Produce an exact copy of the lines from the line containing "Output a JSON" through the last line of the listing below, both ends included, and nothing else.
•••••
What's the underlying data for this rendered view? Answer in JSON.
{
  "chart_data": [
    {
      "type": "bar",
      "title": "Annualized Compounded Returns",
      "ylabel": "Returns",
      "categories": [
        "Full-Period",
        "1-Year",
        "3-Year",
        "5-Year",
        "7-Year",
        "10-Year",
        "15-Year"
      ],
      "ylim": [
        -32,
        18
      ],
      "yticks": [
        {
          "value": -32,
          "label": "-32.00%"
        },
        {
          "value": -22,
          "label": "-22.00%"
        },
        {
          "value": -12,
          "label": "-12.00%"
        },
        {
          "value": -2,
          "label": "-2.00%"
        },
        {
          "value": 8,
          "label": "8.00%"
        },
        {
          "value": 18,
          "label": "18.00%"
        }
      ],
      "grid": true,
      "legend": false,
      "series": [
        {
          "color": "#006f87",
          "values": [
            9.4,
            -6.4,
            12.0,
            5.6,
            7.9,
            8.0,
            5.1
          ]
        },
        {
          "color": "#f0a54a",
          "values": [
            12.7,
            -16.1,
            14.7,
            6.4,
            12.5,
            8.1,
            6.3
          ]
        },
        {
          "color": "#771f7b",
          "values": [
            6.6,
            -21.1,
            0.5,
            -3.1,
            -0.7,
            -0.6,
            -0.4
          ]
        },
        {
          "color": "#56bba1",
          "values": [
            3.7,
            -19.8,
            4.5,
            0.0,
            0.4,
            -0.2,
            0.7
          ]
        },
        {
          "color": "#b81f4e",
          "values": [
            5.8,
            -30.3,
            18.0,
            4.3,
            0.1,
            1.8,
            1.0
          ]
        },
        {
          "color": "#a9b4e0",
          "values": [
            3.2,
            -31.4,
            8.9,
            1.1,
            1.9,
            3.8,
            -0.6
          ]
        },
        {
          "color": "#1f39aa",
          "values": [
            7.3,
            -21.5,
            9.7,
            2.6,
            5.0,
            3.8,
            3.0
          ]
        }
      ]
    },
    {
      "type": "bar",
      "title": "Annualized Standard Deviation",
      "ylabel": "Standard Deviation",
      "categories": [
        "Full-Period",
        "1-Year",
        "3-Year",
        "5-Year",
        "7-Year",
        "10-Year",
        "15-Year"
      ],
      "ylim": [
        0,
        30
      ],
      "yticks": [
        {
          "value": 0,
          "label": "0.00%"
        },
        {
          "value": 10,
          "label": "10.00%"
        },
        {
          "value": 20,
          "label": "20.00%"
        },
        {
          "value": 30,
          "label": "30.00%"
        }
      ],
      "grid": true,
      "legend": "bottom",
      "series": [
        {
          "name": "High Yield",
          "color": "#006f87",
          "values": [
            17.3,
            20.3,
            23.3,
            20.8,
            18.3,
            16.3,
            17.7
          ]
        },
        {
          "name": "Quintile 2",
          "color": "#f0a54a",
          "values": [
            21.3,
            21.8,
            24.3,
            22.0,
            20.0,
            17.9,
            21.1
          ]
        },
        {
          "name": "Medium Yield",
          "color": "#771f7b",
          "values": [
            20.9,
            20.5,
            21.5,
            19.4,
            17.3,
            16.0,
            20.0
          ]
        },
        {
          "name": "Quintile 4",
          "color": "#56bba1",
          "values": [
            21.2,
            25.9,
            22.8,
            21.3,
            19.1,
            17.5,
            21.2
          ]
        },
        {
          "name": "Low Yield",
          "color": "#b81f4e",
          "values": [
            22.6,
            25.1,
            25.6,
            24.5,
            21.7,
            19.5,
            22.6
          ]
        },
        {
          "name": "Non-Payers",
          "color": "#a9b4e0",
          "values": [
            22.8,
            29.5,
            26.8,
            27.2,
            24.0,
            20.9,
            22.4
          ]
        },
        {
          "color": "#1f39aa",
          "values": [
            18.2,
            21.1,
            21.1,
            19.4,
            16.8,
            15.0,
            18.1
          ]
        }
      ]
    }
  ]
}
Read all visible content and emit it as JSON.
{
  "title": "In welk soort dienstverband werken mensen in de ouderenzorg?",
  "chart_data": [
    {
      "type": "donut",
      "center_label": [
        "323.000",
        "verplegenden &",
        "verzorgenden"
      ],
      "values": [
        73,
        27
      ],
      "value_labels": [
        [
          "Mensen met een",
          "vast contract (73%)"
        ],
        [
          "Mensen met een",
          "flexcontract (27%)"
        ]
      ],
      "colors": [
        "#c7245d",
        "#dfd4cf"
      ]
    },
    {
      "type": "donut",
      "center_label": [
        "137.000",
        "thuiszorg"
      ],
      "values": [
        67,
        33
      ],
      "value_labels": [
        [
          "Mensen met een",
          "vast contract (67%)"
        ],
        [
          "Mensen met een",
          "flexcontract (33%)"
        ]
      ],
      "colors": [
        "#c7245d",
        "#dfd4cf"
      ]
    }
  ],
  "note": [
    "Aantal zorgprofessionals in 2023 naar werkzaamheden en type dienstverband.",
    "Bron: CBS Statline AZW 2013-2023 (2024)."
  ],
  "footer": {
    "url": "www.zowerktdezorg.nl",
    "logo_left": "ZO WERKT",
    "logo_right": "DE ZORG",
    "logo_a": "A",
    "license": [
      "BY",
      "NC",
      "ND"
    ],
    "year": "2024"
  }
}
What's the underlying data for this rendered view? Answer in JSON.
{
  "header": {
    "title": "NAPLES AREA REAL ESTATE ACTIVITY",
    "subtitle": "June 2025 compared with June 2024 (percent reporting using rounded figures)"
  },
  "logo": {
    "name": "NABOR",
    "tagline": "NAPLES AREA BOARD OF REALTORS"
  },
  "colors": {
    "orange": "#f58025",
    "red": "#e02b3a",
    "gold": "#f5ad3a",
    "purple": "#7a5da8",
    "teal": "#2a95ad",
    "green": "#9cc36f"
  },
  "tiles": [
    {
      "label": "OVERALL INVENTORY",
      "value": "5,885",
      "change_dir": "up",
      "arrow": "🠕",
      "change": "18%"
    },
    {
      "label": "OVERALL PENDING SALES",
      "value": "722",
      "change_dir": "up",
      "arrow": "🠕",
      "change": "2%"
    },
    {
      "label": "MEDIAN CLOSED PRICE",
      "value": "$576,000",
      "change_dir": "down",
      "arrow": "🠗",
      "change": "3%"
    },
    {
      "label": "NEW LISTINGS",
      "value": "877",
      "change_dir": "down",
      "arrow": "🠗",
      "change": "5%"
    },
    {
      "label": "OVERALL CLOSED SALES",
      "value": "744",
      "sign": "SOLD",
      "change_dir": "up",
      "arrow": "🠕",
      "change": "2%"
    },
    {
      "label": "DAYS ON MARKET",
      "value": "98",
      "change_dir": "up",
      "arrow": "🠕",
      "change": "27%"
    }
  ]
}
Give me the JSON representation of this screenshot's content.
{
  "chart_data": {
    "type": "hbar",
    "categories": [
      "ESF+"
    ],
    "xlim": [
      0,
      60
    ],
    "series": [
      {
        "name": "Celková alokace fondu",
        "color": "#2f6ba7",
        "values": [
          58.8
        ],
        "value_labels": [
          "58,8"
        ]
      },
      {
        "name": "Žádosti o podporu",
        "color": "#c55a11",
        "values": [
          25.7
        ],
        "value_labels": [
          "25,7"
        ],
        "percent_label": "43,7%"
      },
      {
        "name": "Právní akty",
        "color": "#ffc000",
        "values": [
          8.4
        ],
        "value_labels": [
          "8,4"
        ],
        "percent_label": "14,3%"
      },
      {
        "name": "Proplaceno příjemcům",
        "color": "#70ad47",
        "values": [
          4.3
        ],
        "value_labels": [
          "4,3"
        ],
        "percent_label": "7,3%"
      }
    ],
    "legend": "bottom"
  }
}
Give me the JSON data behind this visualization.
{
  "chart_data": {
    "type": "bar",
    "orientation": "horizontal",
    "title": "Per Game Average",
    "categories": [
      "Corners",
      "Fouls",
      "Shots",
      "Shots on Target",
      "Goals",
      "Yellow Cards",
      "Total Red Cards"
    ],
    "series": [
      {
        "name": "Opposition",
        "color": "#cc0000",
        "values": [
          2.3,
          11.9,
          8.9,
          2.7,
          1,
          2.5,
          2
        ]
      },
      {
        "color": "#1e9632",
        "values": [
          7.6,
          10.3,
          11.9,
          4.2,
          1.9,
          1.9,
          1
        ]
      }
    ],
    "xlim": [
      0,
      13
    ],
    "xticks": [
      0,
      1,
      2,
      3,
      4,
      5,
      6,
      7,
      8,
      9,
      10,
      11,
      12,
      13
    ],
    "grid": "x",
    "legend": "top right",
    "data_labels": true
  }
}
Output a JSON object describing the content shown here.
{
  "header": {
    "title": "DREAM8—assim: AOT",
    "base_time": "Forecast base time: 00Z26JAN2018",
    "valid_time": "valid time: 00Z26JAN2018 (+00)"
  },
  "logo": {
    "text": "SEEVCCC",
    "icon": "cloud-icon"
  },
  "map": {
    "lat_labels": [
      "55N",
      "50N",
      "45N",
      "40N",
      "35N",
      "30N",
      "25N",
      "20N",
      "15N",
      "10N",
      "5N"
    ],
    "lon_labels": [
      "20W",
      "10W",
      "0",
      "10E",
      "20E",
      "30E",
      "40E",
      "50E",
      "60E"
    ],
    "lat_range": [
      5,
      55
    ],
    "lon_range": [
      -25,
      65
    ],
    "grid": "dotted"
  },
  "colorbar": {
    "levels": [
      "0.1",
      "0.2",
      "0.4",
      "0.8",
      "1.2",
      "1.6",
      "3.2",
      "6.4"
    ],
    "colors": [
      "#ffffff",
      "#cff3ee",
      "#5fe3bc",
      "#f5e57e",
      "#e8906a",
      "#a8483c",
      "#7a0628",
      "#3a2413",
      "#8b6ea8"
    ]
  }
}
•••••
CORRECT ANSWER:
Output a JSON object describing the content shown here.
{
  "header": {
    "title": "DREAM8—assim: AOT",
    "base_time": "Forecast base time: 00Z26JAN2018",
    "valid_time": "valid time: 00Z26JAN2018 (+00)"
  },
  "logo": {
    "text": "SEEVCCC",
    "icon": "cloud-icon"
  },
  "map": {
    "lat_labels": [
      "55N",
      "50N",
      "45N",
      "40N",
      "35N",
      "30N",
      "25N",
      "20N",
      "15N",
      "10N",
      "5N"
    ],
    "lon_labels": [
      "20W",
      "10W",
      "0",
      "10E",
      "20E",
      "30E",
      "40E",
      "50E",
      "60E"
    ],
    "lat_range": [
      5,
      55
    ],
    "lon_range": [
      -25,
      65
    ],
    "grid": "dotted"
  },
  "colorbar": {
    "levels": [
      "0.1",
      "0.2",
      "0.4",
      "0.8",
      "1.2",
      "1.6",
      "3.2",
      "6.4"
    ],
    "colors": [
      "#ffffff",
      "#cff3ee",
      "#5fe3bc",
      "#f5e57e",
      "#e8906a",
      "#a8483c",
      "#7a0628",
      "#3a2413",
      "#8b6ea8"
    ]
  }
}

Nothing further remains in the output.